EXERCISE GOAL: Every line below that contains "name" is to be copied.

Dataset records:
########

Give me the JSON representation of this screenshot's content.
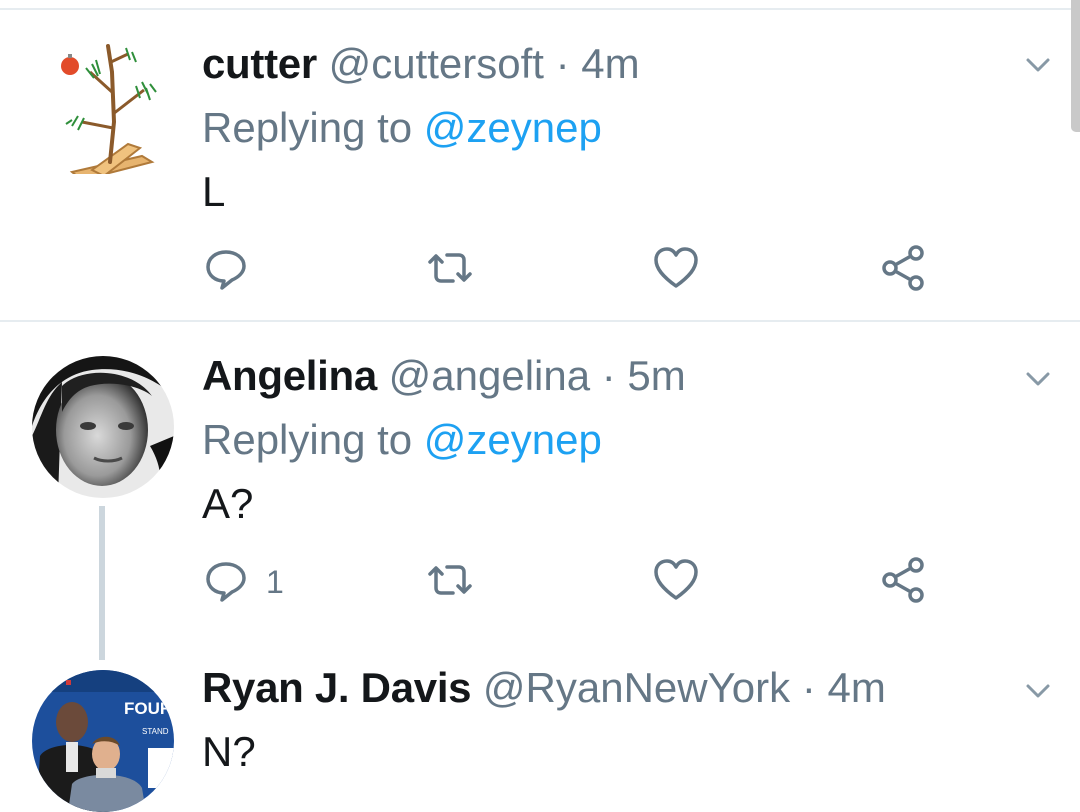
{
  "tweets": [
    {
      "name": "cutter",
      "handle": "@cuttersoft",
      "separator": "·",
      "time": "4m",
      "replying_prefix": "Replying to",
      "replying_to": "@zeynep",
      "text": "L",
      "reply_count": ""
    },
    {
      "name": "Angelina",
      "handle": "@angelina",
      "separator": "·",
      "time": "5m",
      "replying_prefix": "Replying to",
      "replying_to": "@zeynep",
      "text": "A?",
      "reply_count": "1"
    },
    {
      "name": "Ryan J. Davis",
      "handle": "@RyanNewYork",
      "separator": "·",
      "time": "4m",
      "text": "N?",
      "avatar_sign_text": "FOUR",
      "avatar_sign_subtext": "STAND"
    }
  ],
  "icons": {
    "reply": "reply-icon",
    "retweet": "retweet-icon",
    "like": "heart-icon",
    "share": "share-icon",
    "more": "chevron-down-icon"
  },
  "colors": {
    "name": "#14171a",
    "secondary": "#657786",
    "link": "#1da1f2",
    "divider": "#e6ecf0",
    "thread_line": "#ccd6dd"
  }
}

########

THE ANSWER:
      "name": "cutter",
      "name": "Angelina",
      "name": "Ryan J. Davis",
    "name": "#14171a",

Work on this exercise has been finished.